EXERCISE AIM:
Return the entries below word for word. No picture belongs in the copy.

[[ RECORDS PROVIDED, beginning ]]

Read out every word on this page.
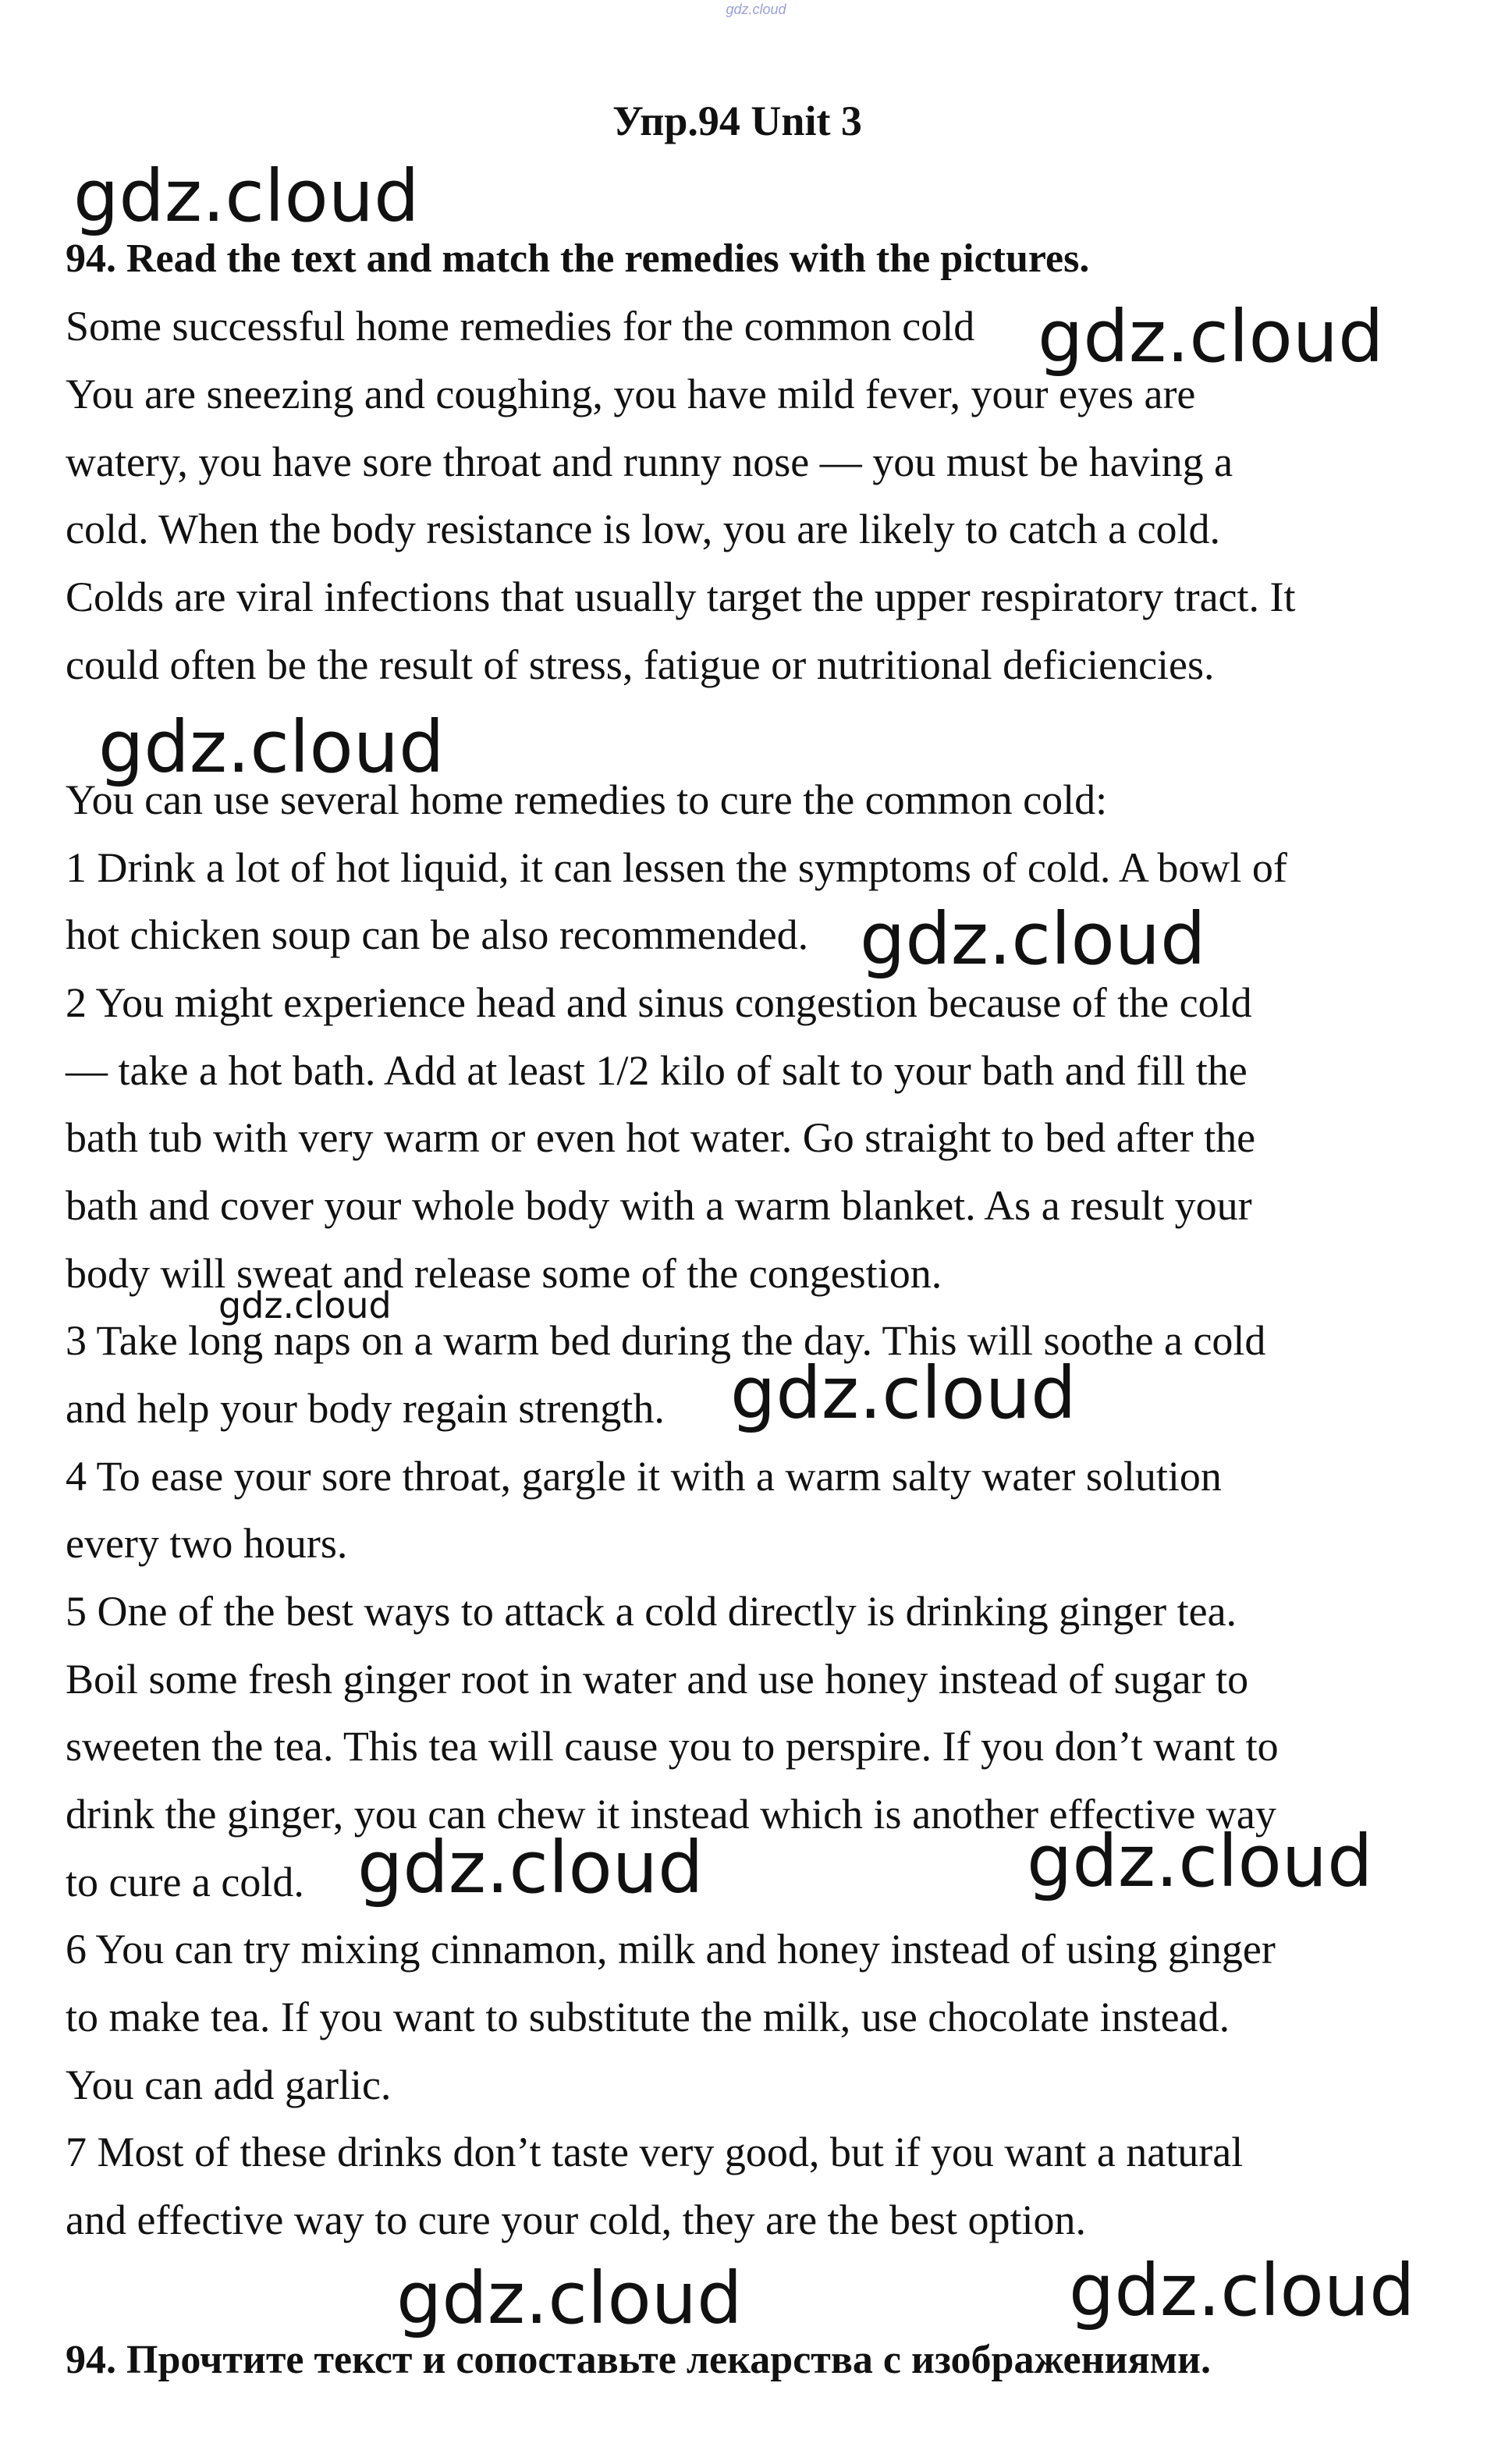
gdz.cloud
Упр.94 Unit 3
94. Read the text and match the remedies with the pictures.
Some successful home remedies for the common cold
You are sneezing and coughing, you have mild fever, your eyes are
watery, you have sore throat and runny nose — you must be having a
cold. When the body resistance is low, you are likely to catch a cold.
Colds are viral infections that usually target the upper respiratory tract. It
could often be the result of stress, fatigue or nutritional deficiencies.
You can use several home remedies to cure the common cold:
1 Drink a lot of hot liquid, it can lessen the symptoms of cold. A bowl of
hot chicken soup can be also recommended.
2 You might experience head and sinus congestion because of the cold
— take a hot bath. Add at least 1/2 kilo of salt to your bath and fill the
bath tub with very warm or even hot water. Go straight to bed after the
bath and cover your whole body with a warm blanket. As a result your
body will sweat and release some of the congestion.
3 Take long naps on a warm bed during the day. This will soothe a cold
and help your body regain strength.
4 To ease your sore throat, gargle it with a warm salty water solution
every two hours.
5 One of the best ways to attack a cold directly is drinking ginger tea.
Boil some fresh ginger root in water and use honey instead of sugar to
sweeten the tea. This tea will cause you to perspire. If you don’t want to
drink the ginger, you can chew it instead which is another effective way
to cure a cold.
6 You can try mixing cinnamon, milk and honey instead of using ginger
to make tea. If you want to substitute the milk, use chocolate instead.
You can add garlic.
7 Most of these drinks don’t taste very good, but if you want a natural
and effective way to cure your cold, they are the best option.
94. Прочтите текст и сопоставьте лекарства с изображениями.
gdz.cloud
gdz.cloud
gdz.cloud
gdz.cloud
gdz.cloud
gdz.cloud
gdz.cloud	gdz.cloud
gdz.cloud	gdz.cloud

[[ RECORDS PROVIDED, end ]]

ANSWER SPACE:
Read out every word on this page.
gdz.cloud
Упр.94 Unit 3
94. Read the text and match the remedies with the pictures.
Some successful home remedies for the common cold
You are sneezing and coughing, you have mild fever, your eyes are
watery, you have sore throat and runny nose — you must be having a
cold. When the body resistance is low, you are likely to catch a cold.
Colds are viral infections that usually target the upper respiratory tract. It
could often be the result of stress, fatigue or nutritional deficiencies.
You can use several home remedies to cure the common cold:
1 Drink a lot of hot liquid, it can lessen the symptoms of cold. A bowl of
hot chicken soup can be also recommended.
2 You might experience head and sinus congestion because of the cold
— take a hot bath. Add at least 1/2 kilo of salt to your bath and fill the
bath tub with very warm or even hot water. Go straight to bed after the
bath and cover your whole body with a warm blanket. As a result your
body will sweat and release some of the congestion.
3 Take long naps on a warm bed during the day. This will soothe a cold
and help your body regain strength.
4 To ease your sore throat, gargle it with a warm salty water solution
every two hours.
5 One of the best ways to attack a cold directly is drinking ginger tea.
Boil some fresh ginger root in water and use honey instead of sugar to
sweeten the tea. This tea will cause you to perspire. If you don’t want to
drink the ginger, you can chew it instead which is another effective way
to cure a cold.
6 You can try mixing cinnamon, milk and honey instead of using ginger
to make tea. If you want to substitute the milk, use chocolate instead.
You can add garlic.
7 Most of these drinks don’t taste very good, but if you want a natural
and effective way to cure your cold, they are the best option.
94. Прочтите текст и сопоставьте лекарства с изображениями.
gdz.cloud
gdz.cloud
gdz.cloud
gdz.cloud
gdz.cloud
gdz.cloud
gdz.cloud	gdz.cloud
gdz.cloud	gdz.cloud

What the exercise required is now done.